Data items

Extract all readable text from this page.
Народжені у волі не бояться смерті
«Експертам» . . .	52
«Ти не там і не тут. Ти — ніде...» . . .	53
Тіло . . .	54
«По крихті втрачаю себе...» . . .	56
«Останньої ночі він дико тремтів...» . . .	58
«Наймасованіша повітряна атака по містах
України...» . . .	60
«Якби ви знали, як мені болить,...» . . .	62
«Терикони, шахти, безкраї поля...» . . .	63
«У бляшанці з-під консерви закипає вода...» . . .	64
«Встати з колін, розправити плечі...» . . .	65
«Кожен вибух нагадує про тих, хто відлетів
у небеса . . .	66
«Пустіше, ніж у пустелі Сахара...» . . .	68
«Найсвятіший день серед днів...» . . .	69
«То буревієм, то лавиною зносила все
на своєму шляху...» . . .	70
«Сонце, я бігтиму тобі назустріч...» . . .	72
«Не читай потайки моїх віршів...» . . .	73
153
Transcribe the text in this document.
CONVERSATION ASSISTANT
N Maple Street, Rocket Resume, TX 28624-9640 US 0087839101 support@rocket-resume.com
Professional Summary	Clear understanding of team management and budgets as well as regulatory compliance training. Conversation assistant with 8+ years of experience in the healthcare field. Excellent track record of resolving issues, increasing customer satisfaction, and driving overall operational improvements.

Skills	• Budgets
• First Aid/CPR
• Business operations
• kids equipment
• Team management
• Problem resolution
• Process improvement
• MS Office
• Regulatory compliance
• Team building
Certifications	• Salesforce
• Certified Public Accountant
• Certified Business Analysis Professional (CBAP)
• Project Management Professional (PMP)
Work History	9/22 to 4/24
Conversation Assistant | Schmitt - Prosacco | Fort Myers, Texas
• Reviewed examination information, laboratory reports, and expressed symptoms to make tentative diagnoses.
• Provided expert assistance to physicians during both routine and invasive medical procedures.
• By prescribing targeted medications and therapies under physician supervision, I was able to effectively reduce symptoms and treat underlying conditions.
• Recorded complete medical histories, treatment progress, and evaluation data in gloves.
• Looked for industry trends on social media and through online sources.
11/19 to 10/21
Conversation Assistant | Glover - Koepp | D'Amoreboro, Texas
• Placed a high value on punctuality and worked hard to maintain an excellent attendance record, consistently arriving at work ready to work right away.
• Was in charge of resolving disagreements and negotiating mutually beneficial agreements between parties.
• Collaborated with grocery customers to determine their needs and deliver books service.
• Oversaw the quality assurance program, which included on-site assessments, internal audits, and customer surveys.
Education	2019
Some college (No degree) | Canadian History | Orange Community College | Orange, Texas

**Do this**
Print the records above in full, exactly.

**Result of this task**
Extract all readable text from this page.
Народжені у волі не бояться смерті
«Експертам» . . .	52
«Ти не там і не тут. Ти — ніде...» . . .	53
Тіло . . .	54
«По крихті втрачаю себе...» . . .	56
«Останньої ночі він дико тремтів...» . . .	58
«Наймасованіша повітряна атака по містах
України...» . . .	60
«Якби ви знали, як мені болить,...» . . .	62
«Терикони, шахти, безкраї поля...» . . .	63
«У бляшанці з-під консерви закипає вода...» . . .	64
«Встати з колін, розправити плечі...» . . .	65
«Кожен вибух нагадує про тих, хто відлетів
у небеса . . .	66
«Пустіше, ніж у пустелі Сахара...» . . .	68
«Найсвятіший день серед днів...» . . .	69
«То буревієм, то лавиною зносила все
на своєму шляху...» . . .	70
«Сонце, я бігтиму тобі назустріч...» . . .	72
«Не читай потайки моїх віршів...» . . .	73
153
Transcribe the text in this document.
CONVERSATION ASSISTANT
N Maple Street, Rocket Resume, TX 28624-9640 US 0087839101 support@rocket-resume.com
Professional Summary	Clear understanding of team management and budgets as well as regulatory compliance training. Conversation assistant with 8+ years of experience in the healthcare field. Excellent track record of resolving issues, increasing customer satisfaction, and driving overall operational improvements.

Skills	• Budgets
• First Aid/CPR
• Business operations
• kids equipment
• Team management
• Problem resolution
• Process improvement
• MS Office
• Regulatory compliance
• Team building
Certifications	• Salesforce
• Certified Public Accountant
• Certified Business Analysis Professional (CBAP)
• Project Management Professional (PMP)
Work History	9/22 to 4/24
Conversation Assistant | Schmitt - Prosacco | Fort Myers, Texas
• Reviewed examination information, laboratory reports, and expressed symptoms to make tentative diagnoses.
• Provided expert assistance to physicians during both routine and invasive medical procedures.
• By prescribing targeted medications and therapies under physician supervision, I was able to effectively reduce symptoms and treat underlying conditions.
• Recorded complete medical histories, treatment progress, and evaluation data in gloves.
• Looked for industry trends on social media and through online sources.
11/19 to 10/21
Conversation Assistant | Glover - Koepp | D'Amoreboro, Texas
• Placed a high value on punctuality and worked hard to maintain an excellent attendance record, consistently arriving at work ready to work right away.
• Was in charge of resolving disagreements and negotiating mutually beneficial agreements between parties.
• Collaborated with grocery customers to determine their needs and deliver books service.
• Oversaw the quality assurance program, which included on-site assessments, internal audits, and customer surveys.
Education	2019
Some college (No degree) | Canadian History | Orange Community College | Orange, Texas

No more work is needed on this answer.